**Listing:**
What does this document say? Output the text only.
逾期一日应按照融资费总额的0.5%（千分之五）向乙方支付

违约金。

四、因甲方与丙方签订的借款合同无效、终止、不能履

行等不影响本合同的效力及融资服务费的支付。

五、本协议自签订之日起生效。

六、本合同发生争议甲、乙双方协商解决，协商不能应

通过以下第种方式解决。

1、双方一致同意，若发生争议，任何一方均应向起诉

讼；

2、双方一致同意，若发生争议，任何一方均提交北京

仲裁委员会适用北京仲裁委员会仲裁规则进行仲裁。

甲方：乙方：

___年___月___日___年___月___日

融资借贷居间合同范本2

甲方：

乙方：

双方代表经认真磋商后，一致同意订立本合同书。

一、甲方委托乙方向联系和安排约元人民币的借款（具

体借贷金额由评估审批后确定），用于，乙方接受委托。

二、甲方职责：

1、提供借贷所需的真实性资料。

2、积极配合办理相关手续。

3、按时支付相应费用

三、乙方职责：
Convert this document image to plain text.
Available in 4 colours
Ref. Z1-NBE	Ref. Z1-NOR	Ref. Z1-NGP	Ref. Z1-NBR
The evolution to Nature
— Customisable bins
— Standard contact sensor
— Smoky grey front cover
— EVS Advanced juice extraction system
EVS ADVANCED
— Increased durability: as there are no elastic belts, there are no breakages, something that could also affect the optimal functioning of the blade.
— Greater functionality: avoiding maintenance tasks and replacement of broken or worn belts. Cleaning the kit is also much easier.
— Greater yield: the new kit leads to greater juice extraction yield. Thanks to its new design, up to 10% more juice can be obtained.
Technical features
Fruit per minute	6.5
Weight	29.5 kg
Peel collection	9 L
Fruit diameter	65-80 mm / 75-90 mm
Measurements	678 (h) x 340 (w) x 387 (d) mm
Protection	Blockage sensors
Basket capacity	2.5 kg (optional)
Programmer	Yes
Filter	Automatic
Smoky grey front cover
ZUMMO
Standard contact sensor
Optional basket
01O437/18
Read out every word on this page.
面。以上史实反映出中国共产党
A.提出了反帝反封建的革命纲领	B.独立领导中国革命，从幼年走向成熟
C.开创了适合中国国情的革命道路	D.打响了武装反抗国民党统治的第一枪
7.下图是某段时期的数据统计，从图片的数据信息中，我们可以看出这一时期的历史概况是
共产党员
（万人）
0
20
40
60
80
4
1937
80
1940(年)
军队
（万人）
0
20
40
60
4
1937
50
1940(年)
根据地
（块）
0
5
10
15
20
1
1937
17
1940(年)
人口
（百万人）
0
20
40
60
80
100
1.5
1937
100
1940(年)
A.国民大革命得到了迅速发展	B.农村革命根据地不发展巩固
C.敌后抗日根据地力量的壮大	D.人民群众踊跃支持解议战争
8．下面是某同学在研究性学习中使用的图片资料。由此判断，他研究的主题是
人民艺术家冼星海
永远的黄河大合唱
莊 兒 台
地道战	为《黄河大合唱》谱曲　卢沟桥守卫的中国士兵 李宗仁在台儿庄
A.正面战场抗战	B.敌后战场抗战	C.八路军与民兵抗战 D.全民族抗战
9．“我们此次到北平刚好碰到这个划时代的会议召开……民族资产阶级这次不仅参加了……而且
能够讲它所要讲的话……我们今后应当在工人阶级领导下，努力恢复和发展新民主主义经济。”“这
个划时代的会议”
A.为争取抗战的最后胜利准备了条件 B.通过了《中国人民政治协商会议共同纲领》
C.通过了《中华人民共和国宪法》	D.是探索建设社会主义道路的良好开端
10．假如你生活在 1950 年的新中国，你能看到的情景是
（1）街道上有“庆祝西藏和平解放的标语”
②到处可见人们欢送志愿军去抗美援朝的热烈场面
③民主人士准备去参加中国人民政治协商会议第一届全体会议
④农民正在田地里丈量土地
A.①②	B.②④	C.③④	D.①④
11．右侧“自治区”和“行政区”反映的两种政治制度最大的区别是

**Short exercise:** Output the records exactly, including every line.

**Result of the task:**
What does this document say? Output the text only.
逾期一日应按照融资费总额的0.5%（千分之五）向乙方支付

违约金。

四、因甲方与丙方签订的借款合同无效、终止、不能履

行等不影响本合同的效力及融资服务费的支付。

五、本协议自签订之日起生效。

六、本合同发生争议甲、乙双方协商解决，协商不能应

通过以下第种方式解决。

1、双方一致同意，若发生争议，任何一方均应向起诉

讼；

2、双方一致同意，若发生争议，任何一方均提交北京

仲裁委员会适用北京仲裁委员会仲裁规则进行仲裁。

甲方：乙方：

___年___月___日___年___月___日

融资借贷居间合同范本2

甲方：

乙方：

双方代表经认真磋商后，一致同意订立本合同书。

一、甲方委托乙方向联系和安排约元人民币的借款（具

体借贷金额由评估审批后确定），用于，乙方接受委托。

二、甲方职责：

1、提供借贷所需的真实性资料。

2、积极配合办理相关手续。

3、按时支付相应费用

三、乙方职责：
Convert this document image to plain text.
Available in 4 colours
Ref. Z1-NBE	Ref. Z1-NOR	Ref. Z1-NGP	Ref. Z1-NBR
The evolution to Nature
— Customisable bins
— Standard contact sensor
— Smoky grey front cover
— EVS Advanced juice extraction system
EVS ADVANCED
— Increased durability: as there are no elastic belts, there are no breakages, something that could also affect the optimal functioning of the blade.
— Greater functionality: avoiding maintenance tasks and replacement of broken or worn belts. Cleaning the kit is also much easier.
— Greater yield: the new kit leads to greater juice extraction yield. Thanks to its new design, up to 10% more juice can be obtained.
Technical features
Fruit per minute	6.5
Weight	29.5 kg
Peel collection	9 L
Fruit diameter	65-80 mm / 75-90 mm
Measurements	678 (h) x 340 (w) x 387 (d) mm
Protection	Blockage sensors
Basket capacity	2.5 kg (optional)
Programmer	Yes
Filter	Automatic
Smoky grey front cover
ZUMMO
Standard contact sensor
Optional basket
01O437/18
Read out every word on this page.
面。以上史实反映出中国共产党
A.提出了反帝反封建的革命纲领	B.独立领导中国革命，从幼年走向成熟
C.开创了适合中国国情的革命道路	D.打响了武装反抗国民党统治的第一枪
7.下图是某段时期的数据统计，从图片的数据信息中，我们可以看出这一时期的历史概况是
共产党员
（万人）
0
20
40
60
80
4
1937
80
1940(年)
军队
（万人）
0
20
40
60
4
1937
50
1940(年)
根据地
（块）
0
5
10
15
20
1
1937
17
1940(年)
人口
（百万人）
0
20
40
60
80
100
1.5
1937
100
1940(年)
A.国民大革命得到了迅速发展	B.农村革命根据地不发展巩固
C.敌后抗日根据地力量的壮大	D.人民群众踊跃支持解议战争
8．下面是某同学在研究性学习中使用的图片资料。由此判断，他研究的主题是
人民艺术家冼星海
永远的黄河大合唱
莊 兒 台
地道战	为《黄河大合唱》谱曲　卢沟桥守卫的中国士兵 李宗仁在台儿庄
A.正面战场抗战	B.敌后战场抗战	C.八路军与民兵抗战 D.全民族抗战
9．“我们此次到北平刚好碰到这个划时代的会议召开……民族资产阶级这次不仅参加了……而且
能够讲它所要讲的话……我们今后应当在工人阶级领导下，努力恢复和发展新民主主义经济。”“这
个划时代的会议”
A.为争取抗战的最后胜利准备了条件 B.通过了《中国人民政治协商会议共同纲领》
C.通过了《中华人民共和国宪法》	D.是探索建设社会主义道路的良好开端
10．假如你生活在 1950 年的新中国，你能看到的情景是
（1）街道上有“庆祝西藏和平解放的标语”
②到处可见人们欢送志愿军去抗美援朝的热烈场面
③民主人士准备去参加中国人民政治协商会议第一届全体会议
④农民正在田地里丈量土地
A.①②	B.②④	C.③④	D.①④
11．右侧“自治区”和“行政区”反映的两种政治制度最大的区别是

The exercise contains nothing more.